- _PROVIDED RECORDS_:

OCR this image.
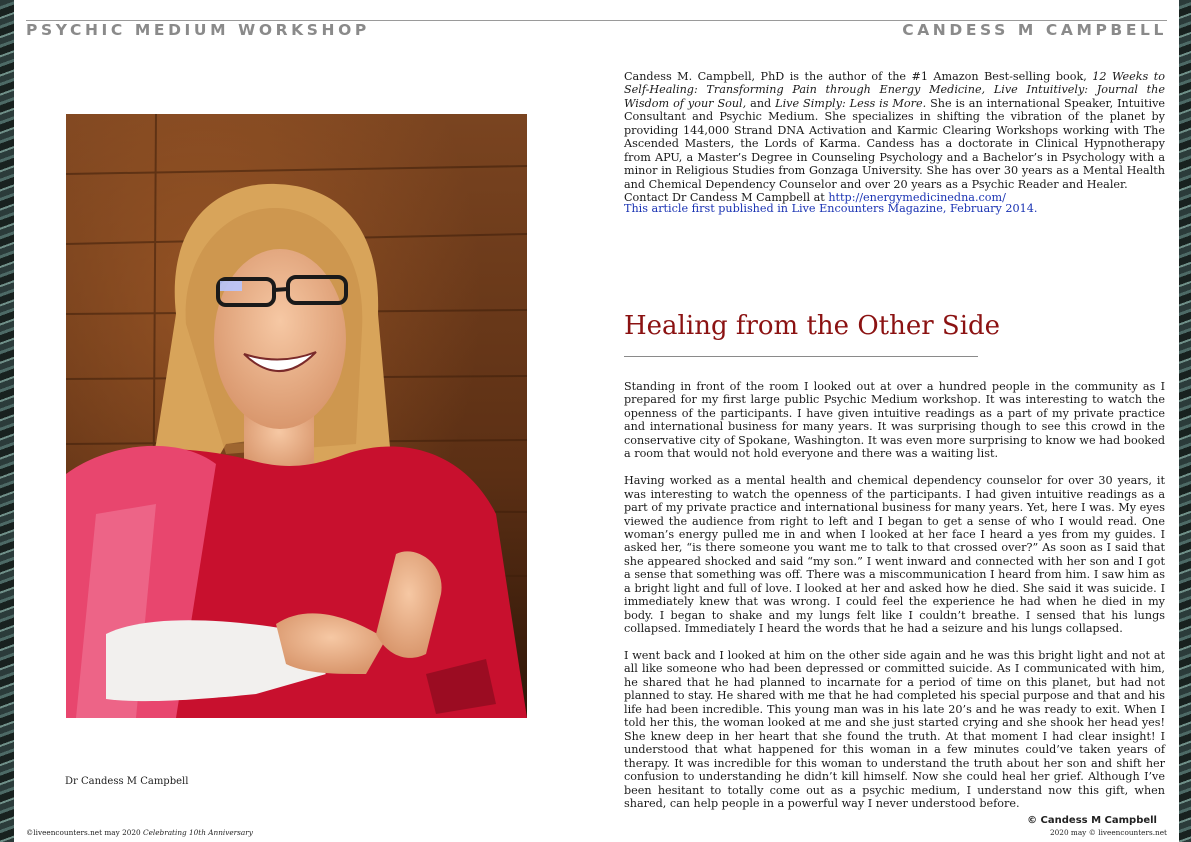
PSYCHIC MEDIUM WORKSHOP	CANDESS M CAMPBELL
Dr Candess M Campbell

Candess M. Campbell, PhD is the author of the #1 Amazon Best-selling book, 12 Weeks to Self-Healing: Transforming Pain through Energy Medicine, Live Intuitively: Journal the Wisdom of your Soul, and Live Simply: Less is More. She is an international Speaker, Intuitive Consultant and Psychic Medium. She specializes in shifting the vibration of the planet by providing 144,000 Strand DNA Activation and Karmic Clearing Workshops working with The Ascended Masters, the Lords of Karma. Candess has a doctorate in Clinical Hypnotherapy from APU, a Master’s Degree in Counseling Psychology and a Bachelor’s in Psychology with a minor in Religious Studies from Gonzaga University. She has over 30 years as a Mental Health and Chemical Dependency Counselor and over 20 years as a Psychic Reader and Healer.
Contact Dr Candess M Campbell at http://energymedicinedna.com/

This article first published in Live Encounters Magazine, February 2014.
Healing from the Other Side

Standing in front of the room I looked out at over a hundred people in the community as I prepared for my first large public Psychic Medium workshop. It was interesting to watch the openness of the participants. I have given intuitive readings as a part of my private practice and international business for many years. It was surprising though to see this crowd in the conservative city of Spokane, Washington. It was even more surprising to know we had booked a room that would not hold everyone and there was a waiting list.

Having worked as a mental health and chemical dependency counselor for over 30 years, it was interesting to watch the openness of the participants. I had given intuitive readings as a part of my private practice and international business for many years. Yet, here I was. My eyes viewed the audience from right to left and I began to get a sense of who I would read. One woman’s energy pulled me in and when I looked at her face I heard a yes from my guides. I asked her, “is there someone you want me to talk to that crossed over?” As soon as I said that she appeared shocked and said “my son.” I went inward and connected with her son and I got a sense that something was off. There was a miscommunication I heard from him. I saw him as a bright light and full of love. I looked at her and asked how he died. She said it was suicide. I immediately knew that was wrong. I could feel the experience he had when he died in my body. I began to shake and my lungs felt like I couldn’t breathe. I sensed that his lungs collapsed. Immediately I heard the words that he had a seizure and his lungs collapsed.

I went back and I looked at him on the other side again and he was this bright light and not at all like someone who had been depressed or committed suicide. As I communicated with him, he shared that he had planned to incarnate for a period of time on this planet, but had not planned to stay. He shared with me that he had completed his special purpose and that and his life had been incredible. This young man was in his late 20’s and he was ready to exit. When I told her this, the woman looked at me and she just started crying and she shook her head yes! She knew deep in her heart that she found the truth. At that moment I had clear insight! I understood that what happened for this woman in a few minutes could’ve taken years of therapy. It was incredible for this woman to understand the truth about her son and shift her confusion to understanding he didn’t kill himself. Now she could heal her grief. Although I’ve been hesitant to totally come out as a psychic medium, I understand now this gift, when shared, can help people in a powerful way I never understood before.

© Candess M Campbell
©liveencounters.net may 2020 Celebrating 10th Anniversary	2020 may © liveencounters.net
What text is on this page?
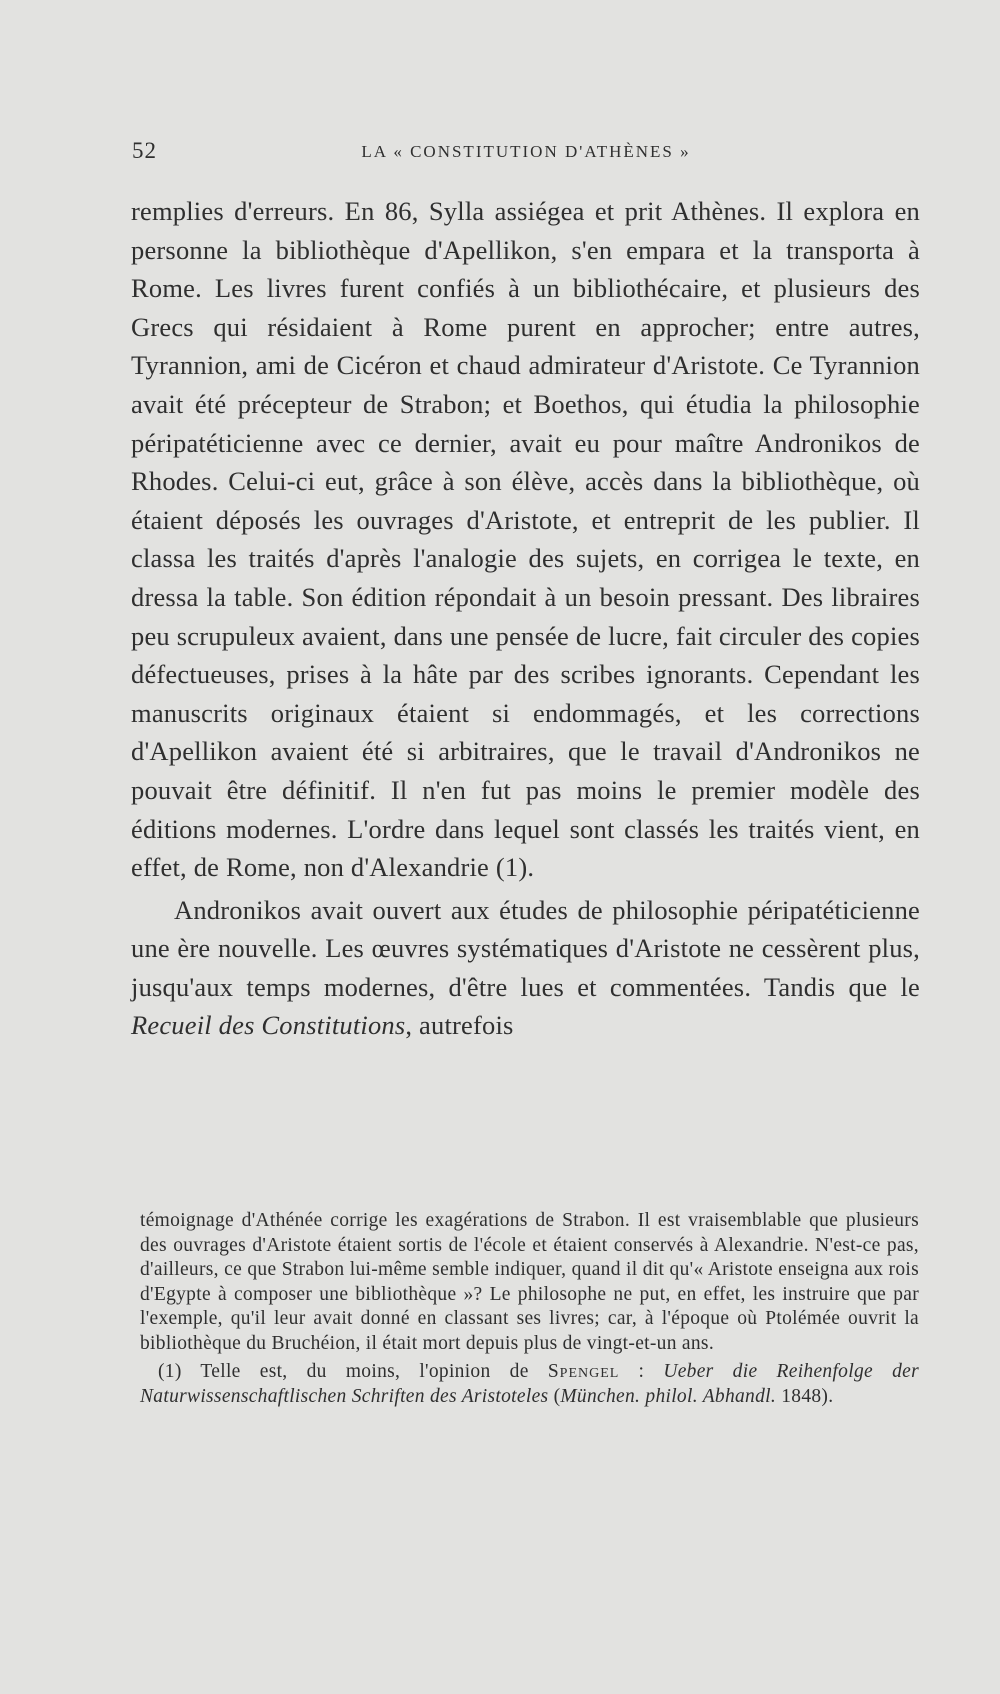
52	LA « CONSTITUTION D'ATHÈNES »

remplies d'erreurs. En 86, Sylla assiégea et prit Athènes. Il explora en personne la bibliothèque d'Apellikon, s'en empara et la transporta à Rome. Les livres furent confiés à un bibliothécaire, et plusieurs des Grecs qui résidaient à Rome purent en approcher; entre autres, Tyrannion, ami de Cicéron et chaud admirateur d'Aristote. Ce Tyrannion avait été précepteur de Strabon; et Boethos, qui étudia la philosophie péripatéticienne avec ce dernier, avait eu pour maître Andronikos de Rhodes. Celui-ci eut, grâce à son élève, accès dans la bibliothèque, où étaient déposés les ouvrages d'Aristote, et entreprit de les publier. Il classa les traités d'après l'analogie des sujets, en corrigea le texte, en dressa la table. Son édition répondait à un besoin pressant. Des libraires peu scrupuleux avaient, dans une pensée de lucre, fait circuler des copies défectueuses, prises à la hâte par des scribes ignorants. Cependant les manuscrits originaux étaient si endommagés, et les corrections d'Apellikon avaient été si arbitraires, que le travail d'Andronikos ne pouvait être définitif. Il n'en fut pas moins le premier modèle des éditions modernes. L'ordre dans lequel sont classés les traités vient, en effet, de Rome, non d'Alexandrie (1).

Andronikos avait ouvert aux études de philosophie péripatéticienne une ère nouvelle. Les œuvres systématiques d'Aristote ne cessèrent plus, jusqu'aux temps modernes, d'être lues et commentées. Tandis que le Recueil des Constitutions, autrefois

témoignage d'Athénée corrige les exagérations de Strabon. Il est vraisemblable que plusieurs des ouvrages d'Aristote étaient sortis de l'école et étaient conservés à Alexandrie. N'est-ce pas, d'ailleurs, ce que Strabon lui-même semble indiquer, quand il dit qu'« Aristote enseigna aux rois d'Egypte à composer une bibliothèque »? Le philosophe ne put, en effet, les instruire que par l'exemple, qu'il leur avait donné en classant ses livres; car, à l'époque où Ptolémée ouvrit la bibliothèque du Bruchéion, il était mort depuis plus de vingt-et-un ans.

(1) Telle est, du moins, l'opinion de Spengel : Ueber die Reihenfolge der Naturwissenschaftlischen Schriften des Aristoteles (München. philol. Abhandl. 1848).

- _THE REQUEST_: From the data, pick out every line that includes "first".

- _FULL RESPONSE_:
This article first published in Live Encounters Magazine, February 2014.
Standing in front of the room I looked out at over a hundred people in the community as I prepared for my first large public Psychic Medium workshop. It was interesting to watch the openness of the participants. I have given intuitive readings as a part of my private practice and international business for many years. It was surprising though to see this crowd in the conservative city of Spokane, Washington. It was even more surprising to know we had booked a room that would not hold everyone and there was a waiting list.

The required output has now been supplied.